SOURCE EXCERPT —
The Two Questions That Tell You If a Candidate Can Operate AI

The whole AI assessment collapses to two questions. Can they build with it? Almost everyone passes. Can they direct it, catch it when it is confidently wrong, and override it? That one sorts the room.

13 min read

To find out whether a candidate can operate AI, you need two questions, not a quiz. First: can they build with it? Second: can they direct it, catch it when it is confidently wrong, and override it? Almost everyone passes the first now. The second sorts the room in about four minutes. If your interview is doing anything more elaborate than this, it is doing less.

Operating AI sits on two axes, and only two. One is what you can make the machine do. The other is whether you can tell it no. A candidate can be strong on the first and empty on the second, and that combination is the most dangerous hire you will see this year: fast, confident, and wrong in ways that only surface on your P&L three weeks later. Everything you want to know about a candidate's AI capability lives in the distance between those two questions. Ask the two that carry the signal, and learn to read the answers.

The short version:

  • The assessment reduces to two questions. Can they build with it? is the Fluency check. Can they direct it? is the Direction check. Fluency is table stakes now. Direction is the hire.
  • You ask the build question as a demo or a story of something they made, not a tool-naming exercise. Almost every candidate clears this. Treat a pass as the floor, not the finish line.
  • You ask the direct question as a story of a time the machine was confidently wrong and they caught it. Then you read how they tell it: what felt off, what they checked, what they rebuilt, against a story that is really about how fast they shipped.
  • The reason this works is that Direction can't be pre-cooked. Wharton researchers found people followed the AI's wrong answer around 80% of the time, growing more confident as accuracy fell. Most candidates have never once argued with the machine and won. The ones who have will tell you a very specific story.

Why the whole thing collapses to two

Most AI-skills interviews are a scavenger hunt. Which tools do you use, how do you prompt, walk me through your workflow, where do agents fit. Six questions, none of which separate anyone, because in 2026 every candidate has a fluent answer to all six. With "AI skills" now on roughly 2.5% of US job postings and climbing, every hiring manager is asking, and almost none can say what the questions screen for. You come out of the room with a warm feeling and no signal.

The scavenger hunt maps to one axis and pretends it is the whole map. Everything it asks about, the tools, the prompts, the workflow, the speed, is Fluency. Fluency is real and necessary. It is also now universal, which means it separates nobody. A screen everyone passes is not a screen. I made that case in full in "must have AI skills" means nothing: the phrase names the floor and calls it the ceiling.

TASKS TO COMPLETE —
a: Please copy the passage of the AI hiring article from "To find out" to "read the answers." word for word.
b: Answer these from the AI hiring article:
(i) How long does the article say the second question takes to sort the room?
(ii) How often did Wharton researchers find that people followed the AI's wrong answer?
(iii) Roughly what share of US job postings now mention "AI skills"?

RECORDS —
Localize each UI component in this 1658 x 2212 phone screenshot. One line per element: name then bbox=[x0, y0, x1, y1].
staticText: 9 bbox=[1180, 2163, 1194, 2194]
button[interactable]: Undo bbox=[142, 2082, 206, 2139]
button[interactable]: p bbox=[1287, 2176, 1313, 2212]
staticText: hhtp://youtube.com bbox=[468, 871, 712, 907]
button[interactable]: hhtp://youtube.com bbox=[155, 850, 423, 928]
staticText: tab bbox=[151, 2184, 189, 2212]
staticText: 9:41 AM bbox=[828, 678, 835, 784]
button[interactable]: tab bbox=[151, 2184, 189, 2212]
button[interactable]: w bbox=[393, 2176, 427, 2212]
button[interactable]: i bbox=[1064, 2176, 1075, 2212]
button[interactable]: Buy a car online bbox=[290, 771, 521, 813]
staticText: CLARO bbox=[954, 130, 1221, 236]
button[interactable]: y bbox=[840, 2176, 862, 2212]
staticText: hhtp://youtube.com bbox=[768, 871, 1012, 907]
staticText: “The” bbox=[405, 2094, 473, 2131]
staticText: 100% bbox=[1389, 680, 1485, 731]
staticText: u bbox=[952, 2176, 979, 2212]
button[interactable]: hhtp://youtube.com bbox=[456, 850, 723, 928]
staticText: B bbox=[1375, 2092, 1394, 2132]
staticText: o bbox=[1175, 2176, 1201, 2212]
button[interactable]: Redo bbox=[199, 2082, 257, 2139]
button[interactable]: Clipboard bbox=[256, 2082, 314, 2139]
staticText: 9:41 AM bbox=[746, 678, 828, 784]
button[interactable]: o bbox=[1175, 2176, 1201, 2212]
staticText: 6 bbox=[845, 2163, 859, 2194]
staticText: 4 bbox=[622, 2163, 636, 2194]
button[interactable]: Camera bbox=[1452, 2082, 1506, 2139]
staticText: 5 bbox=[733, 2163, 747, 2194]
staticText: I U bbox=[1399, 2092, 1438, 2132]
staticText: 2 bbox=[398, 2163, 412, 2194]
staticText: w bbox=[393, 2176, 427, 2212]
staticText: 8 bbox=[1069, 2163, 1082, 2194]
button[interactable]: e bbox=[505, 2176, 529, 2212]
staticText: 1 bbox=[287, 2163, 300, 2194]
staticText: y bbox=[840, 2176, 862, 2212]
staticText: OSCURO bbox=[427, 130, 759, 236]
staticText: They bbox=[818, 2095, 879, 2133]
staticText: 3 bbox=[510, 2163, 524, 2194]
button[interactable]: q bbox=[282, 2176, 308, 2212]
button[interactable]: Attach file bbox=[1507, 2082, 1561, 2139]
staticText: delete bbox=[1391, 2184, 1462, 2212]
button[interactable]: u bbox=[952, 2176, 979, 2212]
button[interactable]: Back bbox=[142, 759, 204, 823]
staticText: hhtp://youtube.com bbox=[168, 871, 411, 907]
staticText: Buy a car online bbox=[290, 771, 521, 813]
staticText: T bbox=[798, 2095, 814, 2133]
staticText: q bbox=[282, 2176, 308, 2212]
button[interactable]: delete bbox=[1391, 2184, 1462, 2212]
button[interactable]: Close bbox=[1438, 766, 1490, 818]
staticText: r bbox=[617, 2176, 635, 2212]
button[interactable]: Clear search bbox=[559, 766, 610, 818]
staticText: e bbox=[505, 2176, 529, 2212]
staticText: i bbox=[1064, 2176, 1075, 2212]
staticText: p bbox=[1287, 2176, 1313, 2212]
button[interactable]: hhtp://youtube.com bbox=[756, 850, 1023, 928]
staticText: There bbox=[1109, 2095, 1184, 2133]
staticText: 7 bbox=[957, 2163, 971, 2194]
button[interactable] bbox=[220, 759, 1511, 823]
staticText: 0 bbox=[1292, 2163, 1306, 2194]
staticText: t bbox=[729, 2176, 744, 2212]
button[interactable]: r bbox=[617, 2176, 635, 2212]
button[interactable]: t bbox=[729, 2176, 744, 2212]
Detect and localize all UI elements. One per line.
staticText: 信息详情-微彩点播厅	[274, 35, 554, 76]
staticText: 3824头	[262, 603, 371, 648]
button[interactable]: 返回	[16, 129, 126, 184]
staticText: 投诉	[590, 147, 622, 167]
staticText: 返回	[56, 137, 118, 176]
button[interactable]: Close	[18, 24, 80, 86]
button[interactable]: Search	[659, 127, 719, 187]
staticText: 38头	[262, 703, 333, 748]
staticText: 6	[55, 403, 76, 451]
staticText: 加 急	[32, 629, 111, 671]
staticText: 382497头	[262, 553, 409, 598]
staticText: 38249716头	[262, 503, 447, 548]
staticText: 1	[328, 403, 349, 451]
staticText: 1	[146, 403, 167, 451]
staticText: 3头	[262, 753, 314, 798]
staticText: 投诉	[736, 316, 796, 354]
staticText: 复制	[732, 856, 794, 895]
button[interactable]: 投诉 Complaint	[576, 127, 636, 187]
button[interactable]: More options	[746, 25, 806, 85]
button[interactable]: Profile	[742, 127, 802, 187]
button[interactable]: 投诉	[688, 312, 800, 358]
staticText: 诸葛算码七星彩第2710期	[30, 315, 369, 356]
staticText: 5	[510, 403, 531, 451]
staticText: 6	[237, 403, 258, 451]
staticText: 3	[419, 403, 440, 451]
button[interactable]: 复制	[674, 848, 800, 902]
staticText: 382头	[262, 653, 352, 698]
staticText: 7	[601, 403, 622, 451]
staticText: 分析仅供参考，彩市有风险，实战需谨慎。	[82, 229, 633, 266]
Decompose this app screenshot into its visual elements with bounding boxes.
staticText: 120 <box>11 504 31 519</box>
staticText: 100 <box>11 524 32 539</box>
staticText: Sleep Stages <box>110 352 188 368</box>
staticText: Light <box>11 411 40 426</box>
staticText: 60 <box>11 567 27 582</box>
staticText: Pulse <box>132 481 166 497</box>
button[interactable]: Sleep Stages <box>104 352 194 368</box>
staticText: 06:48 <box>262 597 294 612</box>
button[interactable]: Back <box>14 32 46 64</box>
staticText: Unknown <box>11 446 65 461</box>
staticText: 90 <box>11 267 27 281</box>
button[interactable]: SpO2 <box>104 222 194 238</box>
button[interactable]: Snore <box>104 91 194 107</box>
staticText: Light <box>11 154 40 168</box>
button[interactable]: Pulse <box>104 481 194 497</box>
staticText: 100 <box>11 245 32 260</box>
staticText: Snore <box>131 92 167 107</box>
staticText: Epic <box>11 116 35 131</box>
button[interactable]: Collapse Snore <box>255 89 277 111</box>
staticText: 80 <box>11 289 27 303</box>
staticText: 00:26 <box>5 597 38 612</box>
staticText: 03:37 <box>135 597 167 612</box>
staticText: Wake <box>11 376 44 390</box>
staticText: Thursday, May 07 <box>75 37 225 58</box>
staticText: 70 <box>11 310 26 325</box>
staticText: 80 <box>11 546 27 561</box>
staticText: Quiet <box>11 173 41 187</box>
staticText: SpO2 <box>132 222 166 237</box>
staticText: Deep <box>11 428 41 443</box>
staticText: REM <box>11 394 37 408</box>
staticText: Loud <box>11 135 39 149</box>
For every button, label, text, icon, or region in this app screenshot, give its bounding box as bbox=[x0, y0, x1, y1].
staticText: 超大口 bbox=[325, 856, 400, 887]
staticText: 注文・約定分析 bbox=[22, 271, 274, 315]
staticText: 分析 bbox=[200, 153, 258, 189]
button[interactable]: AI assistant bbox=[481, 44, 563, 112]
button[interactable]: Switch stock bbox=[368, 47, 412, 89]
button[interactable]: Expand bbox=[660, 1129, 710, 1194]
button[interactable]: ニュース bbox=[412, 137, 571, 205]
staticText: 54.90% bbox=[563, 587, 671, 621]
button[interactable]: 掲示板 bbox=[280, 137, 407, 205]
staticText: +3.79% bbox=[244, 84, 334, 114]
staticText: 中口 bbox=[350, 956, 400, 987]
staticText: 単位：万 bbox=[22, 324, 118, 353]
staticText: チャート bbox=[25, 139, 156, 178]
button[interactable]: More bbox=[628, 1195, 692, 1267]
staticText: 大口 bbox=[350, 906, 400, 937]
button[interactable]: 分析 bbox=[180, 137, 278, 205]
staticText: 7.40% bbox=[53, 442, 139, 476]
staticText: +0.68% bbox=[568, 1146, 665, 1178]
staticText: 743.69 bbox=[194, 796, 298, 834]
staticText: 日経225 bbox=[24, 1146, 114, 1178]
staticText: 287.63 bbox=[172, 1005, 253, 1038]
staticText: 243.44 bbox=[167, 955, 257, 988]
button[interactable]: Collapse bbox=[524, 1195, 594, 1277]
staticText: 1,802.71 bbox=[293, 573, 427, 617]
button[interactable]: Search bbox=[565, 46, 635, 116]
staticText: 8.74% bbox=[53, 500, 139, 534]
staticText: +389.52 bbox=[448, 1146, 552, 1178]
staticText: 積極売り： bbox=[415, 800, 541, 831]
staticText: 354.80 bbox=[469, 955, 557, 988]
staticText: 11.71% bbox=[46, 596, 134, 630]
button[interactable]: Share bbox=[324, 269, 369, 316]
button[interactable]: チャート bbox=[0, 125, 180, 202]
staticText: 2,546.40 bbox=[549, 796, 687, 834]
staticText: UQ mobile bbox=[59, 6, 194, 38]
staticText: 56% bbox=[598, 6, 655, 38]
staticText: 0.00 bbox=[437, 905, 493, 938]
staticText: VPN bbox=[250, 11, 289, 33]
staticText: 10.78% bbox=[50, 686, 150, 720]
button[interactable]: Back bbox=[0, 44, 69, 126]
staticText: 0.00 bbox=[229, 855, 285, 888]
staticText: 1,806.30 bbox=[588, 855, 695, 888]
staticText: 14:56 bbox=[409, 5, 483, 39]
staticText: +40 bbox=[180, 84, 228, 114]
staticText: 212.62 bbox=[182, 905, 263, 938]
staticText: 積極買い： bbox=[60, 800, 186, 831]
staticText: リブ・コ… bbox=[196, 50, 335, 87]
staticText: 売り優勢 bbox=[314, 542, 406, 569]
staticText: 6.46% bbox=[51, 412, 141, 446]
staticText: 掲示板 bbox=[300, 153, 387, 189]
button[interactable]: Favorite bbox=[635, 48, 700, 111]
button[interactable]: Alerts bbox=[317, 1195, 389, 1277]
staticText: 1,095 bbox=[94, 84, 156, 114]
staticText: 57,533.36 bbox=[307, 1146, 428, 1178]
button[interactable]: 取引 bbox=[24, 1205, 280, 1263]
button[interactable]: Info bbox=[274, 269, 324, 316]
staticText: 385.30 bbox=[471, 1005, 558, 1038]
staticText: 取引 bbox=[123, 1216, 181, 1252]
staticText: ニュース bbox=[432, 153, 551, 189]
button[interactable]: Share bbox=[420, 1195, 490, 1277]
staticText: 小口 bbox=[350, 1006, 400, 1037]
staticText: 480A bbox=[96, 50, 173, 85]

ANSWERS BY TASK —
a:
To find out whether a candidate can operate AI, you need two questions, not a quiz. First: can they build with it? Second: can they direct it, catch it when it is confidently wrong, and override it? Almost everyone passes the first now. The second sorts the room in about four minutes. If your interview is doing anything more elaborate than this, it is doing less.

Operating AI sits on two axes, and only two. One is what you can make the machine do. The other is whether you can tell it no. A candidate can be strong on the first and empty on the second, and that combination is the most dangerous hire you will see this year: fast, confident, and wrong in ways that only surface on your P&L three weeks later. Everything you want to know about a candidate's AI capability lives in the distance between those two questions. Ask the two that carry the signal, and learn to read the answers.

b:
(i) About four minutes.
(ii) Around 80% of the time.
(iii) Roughly 2.5%.